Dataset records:
*-*-*

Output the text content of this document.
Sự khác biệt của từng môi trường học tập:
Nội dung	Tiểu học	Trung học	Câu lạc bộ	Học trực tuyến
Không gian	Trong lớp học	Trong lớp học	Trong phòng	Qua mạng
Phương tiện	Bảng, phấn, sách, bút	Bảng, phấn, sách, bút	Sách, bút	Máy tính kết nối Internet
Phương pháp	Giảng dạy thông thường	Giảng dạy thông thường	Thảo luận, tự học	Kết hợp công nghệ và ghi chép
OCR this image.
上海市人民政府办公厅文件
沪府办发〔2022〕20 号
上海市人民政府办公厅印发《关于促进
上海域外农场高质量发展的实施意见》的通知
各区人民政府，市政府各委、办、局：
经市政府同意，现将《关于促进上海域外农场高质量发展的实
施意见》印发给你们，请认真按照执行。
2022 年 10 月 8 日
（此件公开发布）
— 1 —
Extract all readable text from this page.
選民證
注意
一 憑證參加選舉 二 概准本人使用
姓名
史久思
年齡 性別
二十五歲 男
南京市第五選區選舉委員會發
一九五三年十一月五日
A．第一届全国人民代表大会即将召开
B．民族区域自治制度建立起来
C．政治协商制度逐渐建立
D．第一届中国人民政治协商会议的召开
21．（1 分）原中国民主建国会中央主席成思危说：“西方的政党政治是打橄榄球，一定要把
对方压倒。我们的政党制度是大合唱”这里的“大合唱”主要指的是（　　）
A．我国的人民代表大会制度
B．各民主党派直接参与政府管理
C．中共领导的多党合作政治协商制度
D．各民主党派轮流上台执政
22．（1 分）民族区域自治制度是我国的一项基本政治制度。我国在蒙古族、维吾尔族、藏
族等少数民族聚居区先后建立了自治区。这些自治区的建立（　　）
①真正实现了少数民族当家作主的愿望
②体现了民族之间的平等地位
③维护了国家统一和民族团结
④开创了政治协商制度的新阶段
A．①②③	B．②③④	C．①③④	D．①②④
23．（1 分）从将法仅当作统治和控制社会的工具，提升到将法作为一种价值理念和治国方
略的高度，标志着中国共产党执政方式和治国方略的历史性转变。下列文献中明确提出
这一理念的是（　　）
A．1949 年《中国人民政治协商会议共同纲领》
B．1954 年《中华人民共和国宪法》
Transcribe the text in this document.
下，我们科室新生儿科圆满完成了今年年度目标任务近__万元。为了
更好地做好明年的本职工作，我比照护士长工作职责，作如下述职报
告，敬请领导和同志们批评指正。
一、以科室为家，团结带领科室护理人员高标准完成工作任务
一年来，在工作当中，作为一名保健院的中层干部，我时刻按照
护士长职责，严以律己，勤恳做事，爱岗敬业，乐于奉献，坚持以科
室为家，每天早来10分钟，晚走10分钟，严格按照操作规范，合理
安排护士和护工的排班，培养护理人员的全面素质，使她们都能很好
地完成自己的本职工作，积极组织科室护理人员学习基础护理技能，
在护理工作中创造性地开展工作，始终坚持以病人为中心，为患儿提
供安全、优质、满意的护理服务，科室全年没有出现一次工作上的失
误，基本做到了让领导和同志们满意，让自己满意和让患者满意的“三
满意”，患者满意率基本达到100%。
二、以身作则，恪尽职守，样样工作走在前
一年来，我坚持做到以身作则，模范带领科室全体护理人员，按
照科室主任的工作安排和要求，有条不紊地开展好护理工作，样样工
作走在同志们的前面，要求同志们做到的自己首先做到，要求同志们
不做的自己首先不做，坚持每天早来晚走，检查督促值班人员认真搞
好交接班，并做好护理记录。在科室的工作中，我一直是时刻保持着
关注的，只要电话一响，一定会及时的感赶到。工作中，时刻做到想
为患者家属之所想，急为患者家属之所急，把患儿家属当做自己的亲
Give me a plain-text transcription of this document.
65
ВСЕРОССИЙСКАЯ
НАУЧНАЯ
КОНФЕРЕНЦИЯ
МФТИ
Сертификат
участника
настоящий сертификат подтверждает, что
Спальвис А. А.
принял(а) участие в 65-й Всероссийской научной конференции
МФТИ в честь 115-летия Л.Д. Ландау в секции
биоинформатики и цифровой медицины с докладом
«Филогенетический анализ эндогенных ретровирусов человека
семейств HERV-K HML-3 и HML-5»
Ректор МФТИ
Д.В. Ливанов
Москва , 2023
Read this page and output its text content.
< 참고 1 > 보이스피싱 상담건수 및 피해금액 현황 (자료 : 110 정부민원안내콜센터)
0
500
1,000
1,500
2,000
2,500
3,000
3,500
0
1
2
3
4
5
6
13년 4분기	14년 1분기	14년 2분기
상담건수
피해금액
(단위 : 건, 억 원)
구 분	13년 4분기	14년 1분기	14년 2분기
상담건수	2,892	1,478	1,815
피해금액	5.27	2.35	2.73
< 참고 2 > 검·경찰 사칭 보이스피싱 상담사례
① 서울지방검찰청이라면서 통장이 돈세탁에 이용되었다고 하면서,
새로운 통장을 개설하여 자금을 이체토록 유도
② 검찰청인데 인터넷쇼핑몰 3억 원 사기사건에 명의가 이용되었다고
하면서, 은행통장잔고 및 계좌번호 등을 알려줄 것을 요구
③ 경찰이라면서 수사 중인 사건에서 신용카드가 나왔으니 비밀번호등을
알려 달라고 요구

*-*-*

> [WRITTEN PROBLEM]: Gather each line from the entries above that includes the word "text".

> [RESPONSE FOR THIS EXERCISE]:
Output the text content of this document.
Extract all readable text from this page.
Transcribe the text in this document.
Give me a plain-text transcription of this document.
Read this page and output its text content.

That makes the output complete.